TO DO: Reproduce the records below exactly, everything from the line containing "setting-subtitle: Откл. <box>19" down to the line containing "setting-subtitle: Обычный <box>19", with both of those lines included.

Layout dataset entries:
⁂

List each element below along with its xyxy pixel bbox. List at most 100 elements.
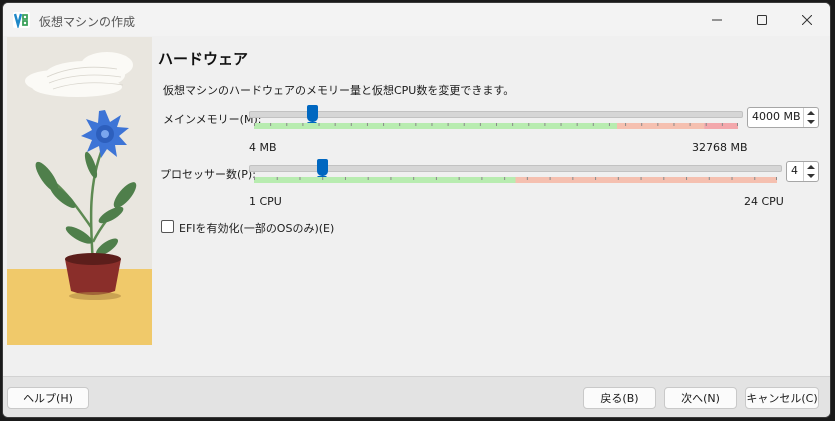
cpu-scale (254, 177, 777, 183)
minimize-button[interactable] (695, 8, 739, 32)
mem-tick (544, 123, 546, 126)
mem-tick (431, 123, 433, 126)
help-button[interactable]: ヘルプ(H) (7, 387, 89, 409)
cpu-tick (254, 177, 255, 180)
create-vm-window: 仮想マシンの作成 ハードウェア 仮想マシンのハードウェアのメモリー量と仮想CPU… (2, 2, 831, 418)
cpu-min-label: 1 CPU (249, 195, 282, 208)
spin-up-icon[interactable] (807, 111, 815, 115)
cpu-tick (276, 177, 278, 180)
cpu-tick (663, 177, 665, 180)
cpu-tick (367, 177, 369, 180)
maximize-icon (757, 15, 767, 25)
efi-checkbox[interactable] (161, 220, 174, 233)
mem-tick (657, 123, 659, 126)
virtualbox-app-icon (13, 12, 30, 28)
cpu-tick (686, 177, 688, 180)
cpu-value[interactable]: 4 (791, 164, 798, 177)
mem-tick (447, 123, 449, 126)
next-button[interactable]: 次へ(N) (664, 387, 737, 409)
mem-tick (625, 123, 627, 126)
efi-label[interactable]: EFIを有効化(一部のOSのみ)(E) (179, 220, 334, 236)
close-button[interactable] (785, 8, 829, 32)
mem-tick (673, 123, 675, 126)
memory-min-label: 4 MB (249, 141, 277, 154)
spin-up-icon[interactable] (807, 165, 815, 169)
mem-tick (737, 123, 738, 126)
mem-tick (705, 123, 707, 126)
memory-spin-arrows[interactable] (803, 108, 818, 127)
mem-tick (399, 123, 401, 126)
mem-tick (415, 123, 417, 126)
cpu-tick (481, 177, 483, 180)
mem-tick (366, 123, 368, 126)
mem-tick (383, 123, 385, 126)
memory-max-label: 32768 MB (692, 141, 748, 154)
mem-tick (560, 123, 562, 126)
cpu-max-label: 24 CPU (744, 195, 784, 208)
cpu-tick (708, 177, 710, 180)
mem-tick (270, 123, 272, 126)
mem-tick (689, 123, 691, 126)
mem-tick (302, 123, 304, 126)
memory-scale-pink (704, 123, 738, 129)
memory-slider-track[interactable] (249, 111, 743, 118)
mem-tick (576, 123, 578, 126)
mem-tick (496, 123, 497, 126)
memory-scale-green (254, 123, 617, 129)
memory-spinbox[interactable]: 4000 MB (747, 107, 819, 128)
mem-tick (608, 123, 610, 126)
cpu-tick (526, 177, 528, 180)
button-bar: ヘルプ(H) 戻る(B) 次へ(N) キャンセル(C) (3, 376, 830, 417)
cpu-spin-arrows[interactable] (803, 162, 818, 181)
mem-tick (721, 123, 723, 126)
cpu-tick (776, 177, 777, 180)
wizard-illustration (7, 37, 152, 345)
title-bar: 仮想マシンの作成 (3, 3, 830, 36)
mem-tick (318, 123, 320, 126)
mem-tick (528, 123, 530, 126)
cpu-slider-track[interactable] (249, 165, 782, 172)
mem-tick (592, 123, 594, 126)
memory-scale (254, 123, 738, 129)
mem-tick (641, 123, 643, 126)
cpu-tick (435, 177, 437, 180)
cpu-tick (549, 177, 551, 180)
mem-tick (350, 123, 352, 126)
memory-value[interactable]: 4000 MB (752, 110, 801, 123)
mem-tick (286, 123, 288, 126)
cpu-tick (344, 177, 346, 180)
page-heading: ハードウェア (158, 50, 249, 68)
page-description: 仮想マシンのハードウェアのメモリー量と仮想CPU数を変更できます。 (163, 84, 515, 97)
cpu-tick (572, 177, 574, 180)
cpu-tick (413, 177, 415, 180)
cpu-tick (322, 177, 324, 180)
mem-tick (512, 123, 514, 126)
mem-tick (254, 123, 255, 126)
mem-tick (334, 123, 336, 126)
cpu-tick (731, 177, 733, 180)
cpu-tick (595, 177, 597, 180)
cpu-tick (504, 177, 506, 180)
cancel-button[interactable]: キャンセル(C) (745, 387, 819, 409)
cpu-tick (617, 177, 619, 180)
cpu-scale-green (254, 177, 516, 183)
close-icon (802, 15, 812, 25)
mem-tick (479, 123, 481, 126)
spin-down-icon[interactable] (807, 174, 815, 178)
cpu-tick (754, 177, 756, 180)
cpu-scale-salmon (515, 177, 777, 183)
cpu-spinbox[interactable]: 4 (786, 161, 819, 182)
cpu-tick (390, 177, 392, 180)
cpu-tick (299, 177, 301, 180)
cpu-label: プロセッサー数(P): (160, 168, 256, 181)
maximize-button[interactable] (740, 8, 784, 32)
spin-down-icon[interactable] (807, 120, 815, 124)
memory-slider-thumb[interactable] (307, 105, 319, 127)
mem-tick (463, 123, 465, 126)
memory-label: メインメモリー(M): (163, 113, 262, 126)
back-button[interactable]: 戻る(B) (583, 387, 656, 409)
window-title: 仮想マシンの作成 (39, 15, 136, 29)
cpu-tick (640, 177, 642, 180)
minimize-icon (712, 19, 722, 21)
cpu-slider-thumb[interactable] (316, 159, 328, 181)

⁂

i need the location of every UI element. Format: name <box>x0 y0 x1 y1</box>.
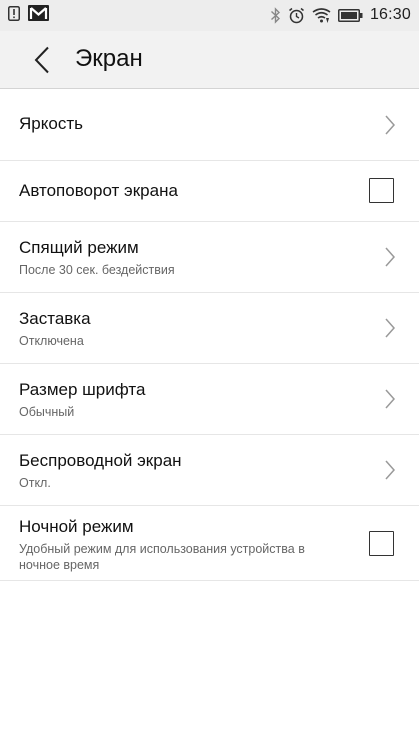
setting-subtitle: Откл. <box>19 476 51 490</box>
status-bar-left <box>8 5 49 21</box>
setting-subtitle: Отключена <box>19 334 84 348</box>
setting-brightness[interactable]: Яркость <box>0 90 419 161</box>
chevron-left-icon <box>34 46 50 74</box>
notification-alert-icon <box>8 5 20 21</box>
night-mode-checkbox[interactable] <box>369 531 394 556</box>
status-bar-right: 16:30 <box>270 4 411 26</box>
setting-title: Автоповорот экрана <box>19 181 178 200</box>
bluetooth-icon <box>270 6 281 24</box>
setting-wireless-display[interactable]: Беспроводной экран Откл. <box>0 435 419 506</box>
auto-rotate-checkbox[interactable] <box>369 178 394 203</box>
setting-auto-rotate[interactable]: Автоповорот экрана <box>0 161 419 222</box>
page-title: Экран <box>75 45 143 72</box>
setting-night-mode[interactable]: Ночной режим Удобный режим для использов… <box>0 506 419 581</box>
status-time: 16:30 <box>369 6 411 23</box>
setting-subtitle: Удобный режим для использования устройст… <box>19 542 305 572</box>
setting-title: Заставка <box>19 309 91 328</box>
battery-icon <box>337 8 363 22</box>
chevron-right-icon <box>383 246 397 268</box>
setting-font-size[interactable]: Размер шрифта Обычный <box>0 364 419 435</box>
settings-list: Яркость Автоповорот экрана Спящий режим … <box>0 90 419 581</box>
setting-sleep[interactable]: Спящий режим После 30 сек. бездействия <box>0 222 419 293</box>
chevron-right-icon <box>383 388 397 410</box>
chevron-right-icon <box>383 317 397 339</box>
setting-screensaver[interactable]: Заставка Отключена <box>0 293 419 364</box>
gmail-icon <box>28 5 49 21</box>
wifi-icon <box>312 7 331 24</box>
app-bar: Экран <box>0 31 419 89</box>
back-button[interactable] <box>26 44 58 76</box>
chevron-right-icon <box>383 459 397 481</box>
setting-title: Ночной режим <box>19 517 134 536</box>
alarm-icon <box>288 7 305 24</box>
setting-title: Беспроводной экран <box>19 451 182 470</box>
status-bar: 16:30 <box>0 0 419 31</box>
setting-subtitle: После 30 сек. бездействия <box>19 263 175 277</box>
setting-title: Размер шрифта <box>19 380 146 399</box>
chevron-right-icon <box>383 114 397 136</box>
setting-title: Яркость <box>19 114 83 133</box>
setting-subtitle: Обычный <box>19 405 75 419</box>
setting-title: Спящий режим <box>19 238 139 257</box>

⁂

ANSWER TO THE EXERCISE:
setting-subtitle: Откл. <box>19 476 51 490</box>
status-bar-left <box>8 5 49 21</box>
setting-subtitle: Отключена <box>19 334 84 348</box>
setting-brightness[interactable]: Яркость <box>0 90 419 161</box>
chevron-left-icon <box>34 46 50 74</box>
notification-alert-icon <box>8 5 20 21</box>
night-mode-checkbox[interactable] <box>369 531 394 556</box>
status-bar-right: 16:30 <box>270 4 411 26</box>
setting-title: Автоповорот экрана <box>19 181 178 200</box>
bluetooth-icon <box>270 6 281 24</box>
setting-wireless-display[interactable]: Беспроводной экран Откл. <box>0 435 419 506</box>
auto-rotate-checkbox[interactable] <box>369 178 394 203</box>
setting-auto-rotate[interactable]: Автоповорот экрана <box>0 161 419 222</box>
page-title: Экран <box>75 45 143 72</box>
setting-night-mode[interactable]: Ночной режим Удобный режим для использов… <box>0 506 419 581</box>
status-time: 16:30 <box>369 6 411 23</box>
setting-subtitle: Удобный режим для использования устройст… <box>19 542 305 572</box>
setting-title: Заставка <box>19 309 91 328</box>
battery-icon <box>337 8 363 22</box>
chevron-right-icon <box>383 246 397 268</box>
setting-font-size[interactable]: Размер шрифта Обычный <box>0 364 419 435</box>
settings-list: Яркость Автоповорот экрана Спящий режим … <box>0 90 419 581</box>
setting-sleep[interactable]: Спящий режим После 30 сек. бездействия <box>0 222 419 293</box>
chevron-right-icon <box>383 388 397 410</box>
chevron-right-icon <box>383 317 397 339</box>
setting-screensaver[interactable]: Заставка Отключена <box>0 293 419 364</box>
gmail-icon <box>28 5 49 21</box>
wifi-icon <box>312 7 331 24</box>
app-bar: Экран <box>0 31 419 89</box>
back-button[interactable] <box>26 44 58 76</box>
chevron-right-icon <box>383 459 397 481</box>
setting-title: Ночной режим <box>19 517 134 536</box>
alarm-icon <box>288 7 305 24</box>
setting-title: Беспроводной экран <box>19 451 182 470</box>
status-bar: 16:30 <box>0 0 419 31</box>
setting-subtitle: После 30 сек. бездействия <box>19 263 175 277</box>
setting-title: Размер шрифта <box>19 380 146 399</box>
chevron-right-icon <box>383 114 397 136</box>
setting-title: Яркость <box>19 114 83 133</box>
setting-subtitle: Обычный <box>19 405 75 419</box>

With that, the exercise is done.